## [Problem requirements]
Tally up the lines carrying the string "screenshot" and respond with only the resulting number.

Data to use start

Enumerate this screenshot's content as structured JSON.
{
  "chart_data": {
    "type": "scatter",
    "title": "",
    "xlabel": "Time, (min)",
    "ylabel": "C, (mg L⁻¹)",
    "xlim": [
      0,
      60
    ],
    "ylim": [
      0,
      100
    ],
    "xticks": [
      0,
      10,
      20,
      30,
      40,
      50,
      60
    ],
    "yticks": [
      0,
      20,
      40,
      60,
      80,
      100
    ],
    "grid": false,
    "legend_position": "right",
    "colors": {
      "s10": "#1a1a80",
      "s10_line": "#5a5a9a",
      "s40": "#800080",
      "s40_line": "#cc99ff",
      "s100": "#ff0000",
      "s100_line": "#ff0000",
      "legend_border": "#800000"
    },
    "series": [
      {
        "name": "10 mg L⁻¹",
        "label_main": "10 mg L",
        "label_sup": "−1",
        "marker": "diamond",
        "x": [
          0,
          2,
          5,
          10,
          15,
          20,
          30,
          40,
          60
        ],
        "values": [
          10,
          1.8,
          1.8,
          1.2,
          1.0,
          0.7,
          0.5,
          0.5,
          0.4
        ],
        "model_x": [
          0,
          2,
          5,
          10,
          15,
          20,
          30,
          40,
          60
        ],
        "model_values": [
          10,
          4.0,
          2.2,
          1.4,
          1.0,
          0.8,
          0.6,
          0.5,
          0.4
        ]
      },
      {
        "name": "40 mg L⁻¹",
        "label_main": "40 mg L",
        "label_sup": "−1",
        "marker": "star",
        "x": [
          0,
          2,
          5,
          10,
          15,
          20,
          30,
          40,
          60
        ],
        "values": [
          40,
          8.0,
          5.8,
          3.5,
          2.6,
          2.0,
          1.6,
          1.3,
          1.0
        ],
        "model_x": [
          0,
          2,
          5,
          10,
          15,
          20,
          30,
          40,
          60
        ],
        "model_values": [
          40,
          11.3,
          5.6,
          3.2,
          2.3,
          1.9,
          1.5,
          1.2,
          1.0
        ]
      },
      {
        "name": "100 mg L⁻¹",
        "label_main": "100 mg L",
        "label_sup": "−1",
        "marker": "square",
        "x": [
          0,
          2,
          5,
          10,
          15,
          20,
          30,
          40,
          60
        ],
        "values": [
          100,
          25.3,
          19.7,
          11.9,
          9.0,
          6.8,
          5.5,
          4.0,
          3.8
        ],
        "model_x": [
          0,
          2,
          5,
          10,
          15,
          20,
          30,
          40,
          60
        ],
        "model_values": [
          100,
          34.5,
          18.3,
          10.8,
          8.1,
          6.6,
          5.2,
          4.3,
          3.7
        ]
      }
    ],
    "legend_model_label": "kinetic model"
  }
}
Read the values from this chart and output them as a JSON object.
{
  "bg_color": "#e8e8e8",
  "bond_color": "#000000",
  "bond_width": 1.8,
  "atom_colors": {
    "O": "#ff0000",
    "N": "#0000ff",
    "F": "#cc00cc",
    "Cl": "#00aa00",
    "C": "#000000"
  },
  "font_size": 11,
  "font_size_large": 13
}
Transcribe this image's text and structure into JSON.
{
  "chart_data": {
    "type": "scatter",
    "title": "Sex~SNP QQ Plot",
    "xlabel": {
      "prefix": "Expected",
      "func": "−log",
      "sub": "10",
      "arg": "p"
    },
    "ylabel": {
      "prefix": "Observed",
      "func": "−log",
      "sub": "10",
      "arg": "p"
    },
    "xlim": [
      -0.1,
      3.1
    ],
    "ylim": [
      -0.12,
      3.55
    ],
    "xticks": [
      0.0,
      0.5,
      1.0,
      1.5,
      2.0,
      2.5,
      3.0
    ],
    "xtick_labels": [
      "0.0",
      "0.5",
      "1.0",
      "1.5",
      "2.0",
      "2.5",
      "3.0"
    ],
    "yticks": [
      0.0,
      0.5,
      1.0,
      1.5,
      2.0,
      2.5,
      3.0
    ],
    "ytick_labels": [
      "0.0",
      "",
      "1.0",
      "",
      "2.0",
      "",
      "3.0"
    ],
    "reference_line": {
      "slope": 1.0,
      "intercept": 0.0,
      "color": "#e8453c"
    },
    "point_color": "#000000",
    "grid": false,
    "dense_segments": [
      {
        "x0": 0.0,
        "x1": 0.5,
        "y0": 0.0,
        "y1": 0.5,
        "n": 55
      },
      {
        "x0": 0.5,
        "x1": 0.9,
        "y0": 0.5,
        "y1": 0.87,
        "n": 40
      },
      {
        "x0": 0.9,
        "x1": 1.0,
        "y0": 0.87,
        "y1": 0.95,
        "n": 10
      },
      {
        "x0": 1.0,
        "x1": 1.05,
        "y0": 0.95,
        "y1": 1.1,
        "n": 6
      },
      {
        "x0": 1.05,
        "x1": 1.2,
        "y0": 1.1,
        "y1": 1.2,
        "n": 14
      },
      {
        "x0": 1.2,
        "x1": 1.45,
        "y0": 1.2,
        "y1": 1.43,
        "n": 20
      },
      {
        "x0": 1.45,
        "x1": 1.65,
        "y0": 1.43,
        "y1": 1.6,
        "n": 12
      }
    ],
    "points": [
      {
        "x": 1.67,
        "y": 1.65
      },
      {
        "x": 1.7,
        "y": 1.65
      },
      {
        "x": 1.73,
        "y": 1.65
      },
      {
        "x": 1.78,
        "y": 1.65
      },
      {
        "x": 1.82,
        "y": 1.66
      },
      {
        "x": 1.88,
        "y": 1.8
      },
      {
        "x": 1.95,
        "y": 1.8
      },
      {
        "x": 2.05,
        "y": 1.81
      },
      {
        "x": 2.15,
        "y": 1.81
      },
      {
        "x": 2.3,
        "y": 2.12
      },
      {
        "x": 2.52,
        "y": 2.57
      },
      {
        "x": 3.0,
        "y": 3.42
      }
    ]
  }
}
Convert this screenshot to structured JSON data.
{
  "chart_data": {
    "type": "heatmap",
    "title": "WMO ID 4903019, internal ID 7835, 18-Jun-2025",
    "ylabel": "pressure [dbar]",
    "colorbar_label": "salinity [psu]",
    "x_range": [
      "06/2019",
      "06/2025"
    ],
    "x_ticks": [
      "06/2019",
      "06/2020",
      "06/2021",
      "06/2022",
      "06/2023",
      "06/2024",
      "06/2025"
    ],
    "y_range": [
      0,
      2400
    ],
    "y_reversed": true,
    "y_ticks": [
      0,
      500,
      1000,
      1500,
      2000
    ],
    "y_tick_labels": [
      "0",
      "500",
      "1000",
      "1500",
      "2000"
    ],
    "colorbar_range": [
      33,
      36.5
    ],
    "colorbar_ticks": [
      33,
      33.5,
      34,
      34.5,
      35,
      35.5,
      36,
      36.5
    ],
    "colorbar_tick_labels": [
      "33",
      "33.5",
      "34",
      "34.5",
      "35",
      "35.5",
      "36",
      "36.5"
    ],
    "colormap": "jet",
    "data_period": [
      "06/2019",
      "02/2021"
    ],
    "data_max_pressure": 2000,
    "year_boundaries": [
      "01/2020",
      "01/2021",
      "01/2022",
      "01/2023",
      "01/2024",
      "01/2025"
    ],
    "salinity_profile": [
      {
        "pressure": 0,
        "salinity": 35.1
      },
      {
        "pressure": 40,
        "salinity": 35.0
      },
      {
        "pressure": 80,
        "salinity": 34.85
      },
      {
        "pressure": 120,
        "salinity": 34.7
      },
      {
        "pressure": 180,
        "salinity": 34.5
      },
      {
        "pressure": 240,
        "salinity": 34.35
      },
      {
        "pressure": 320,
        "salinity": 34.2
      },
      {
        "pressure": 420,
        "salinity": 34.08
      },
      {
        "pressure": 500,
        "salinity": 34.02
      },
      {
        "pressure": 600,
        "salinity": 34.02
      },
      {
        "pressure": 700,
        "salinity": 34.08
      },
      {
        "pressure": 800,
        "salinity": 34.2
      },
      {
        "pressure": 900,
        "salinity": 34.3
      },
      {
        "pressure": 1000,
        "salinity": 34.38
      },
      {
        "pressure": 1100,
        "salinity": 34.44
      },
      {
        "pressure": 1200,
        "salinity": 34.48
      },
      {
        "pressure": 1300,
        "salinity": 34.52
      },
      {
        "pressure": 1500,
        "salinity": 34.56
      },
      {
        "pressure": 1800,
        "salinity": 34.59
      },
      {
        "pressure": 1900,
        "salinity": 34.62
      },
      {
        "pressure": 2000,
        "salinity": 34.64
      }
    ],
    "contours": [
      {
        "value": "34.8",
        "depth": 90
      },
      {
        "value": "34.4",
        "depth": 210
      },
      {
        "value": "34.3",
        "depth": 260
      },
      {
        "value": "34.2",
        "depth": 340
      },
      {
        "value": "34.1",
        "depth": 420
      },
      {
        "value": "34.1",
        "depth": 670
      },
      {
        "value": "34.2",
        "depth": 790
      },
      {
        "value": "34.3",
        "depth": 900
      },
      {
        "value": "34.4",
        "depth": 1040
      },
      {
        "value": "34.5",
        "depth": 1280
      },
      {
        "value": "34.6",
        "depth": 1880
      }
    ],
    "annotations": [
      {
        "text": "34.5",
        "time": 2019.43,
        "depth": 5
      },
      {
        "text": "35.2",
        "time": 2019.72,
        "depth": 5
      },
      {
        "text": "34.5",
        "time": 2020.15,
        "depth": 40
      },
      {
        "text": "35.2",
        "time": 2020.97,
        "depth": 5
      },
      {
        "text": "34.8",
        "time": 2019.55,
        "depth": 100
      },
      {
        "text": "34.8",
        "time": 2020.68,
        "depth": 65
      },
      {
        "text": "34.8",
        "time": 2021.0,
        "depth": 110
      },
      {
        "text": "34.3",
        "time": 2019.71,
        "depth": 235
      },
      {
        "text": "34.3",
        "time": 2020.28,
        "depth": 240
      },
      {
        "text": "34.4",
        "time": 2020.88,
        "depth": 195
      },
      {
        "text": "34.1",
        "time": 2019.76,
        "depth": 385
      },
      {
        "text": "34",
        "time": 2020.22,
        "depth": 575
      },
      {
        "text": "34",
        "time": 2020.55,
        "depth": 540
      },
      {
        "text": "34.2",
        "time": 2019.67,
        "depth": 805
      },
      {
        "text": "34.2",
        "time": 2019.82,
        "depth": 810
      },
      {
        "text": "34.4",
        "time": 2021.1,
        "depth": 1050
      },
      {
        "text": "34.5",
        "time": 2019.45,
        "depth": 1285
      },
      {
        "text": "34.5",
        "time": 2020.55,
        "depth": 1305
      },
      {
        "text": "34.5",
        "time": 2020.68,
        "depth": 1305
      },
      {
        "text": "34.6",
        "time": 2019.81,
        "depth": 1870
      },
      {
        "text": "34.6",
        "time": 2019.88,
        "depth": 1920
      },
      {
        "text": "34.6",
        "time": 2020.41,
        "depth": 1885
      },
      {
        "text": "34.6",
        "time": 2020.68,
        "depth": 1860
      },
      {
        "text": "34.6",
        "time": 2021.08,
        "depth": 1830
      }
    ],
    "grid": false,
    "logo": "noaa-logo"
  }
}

Data to use end

## [Response to the task]
2